## Aim of the task
Reproduce the listing below word for word, with no pictures.

[Rows from a figure dataset]
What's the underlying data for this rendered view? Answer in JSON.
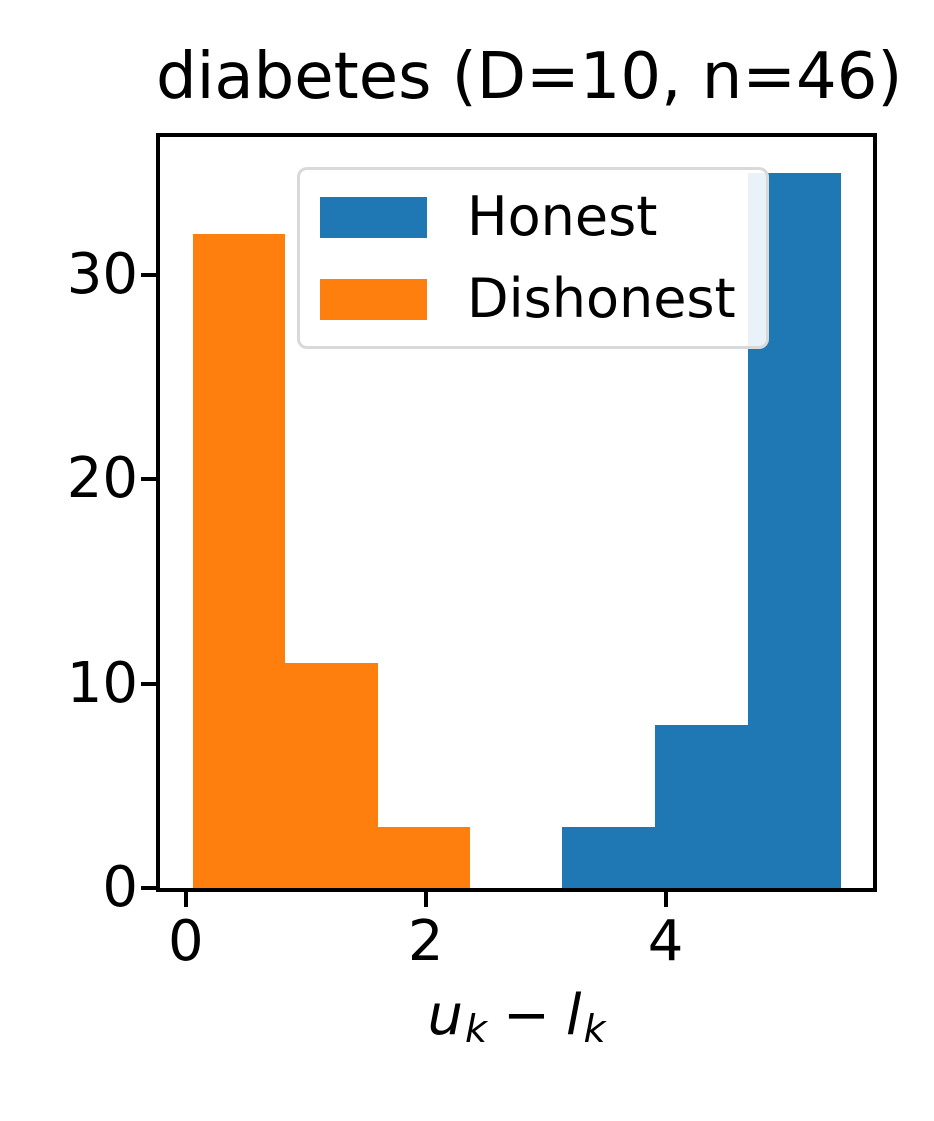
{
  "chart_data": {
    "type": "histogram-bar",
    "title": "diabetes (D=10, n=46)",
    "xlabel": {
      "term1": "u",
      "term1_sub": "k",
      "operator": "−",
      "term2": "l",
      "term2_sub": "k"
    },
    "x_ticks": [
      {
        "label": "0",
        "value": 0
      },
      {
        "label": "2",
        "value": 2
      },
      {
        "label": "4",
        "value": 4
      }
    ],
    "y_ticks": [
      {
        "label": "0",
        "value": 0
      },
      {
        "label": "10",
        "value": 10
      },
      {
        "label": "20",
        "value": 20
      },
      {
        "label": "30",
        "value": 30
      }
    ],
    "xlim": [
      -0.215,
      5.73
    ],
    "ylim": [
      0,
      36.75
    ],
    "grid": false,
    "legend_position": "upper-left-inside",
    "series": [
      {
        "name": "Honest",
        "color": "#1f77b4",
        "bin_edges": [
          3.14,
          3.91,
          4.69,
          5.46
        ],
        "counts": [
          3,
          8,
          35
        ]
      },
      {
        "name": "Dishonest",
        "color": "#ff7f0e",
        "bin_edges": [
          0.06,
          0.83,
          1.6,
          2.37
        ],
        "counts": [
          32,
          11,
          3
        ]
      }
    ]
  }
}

## Complete response
What's the underlying data for this rendered view? Answer in JSON.
{
  "chart_data": {
    "type": "histogram-bar",
    "title": "diabetes (D=10, n=46)",
    "xlabel": {
      "term1": "u",
      "term1_sub": "k",
      "operator": "−",
      "term2": "l",
      "term2_sub": "k"
    },
    "x_ticks": [
      {
        "label": "0",
        "value": 0
      },
      {
        "label": "2",
        "value": 2
      },
      {
        "label": "4",
        "value": 4
      }
    ],
    "y_ticks": [
      {
        "label": "0",
        "value": 0
      },
      {
        "label": "10",
        "value": 10
      },
      {
        "label": "20",
        "value": 20
      },
      {
        "label": "30",
        "value": 30
      }
    ],
    "xlim": [
      -0.215,
      5.73
    ],
    "ylim": [
      0,
      36.75
    ],
    "grid": false,
    "legend_position": "upper-left-inside",
    "series": [
      {
        "name": "Honest",
        "color": "#1f77b4",
        "bin_edges": [
          3.14,
          3.91,
          4.69,
          5.46
        ],
        "counts": [
          3,
          8,
          35
        ]
      },
      {
        "name": "Dishonest",
        "color": "#ff7f0e",
        "bin_edges": [
          0.06,
          0.83,
          1.6,
          2.37
        ],
        "counts": [
          32,
          11,
          3
        ]
      }
    ]
  }
}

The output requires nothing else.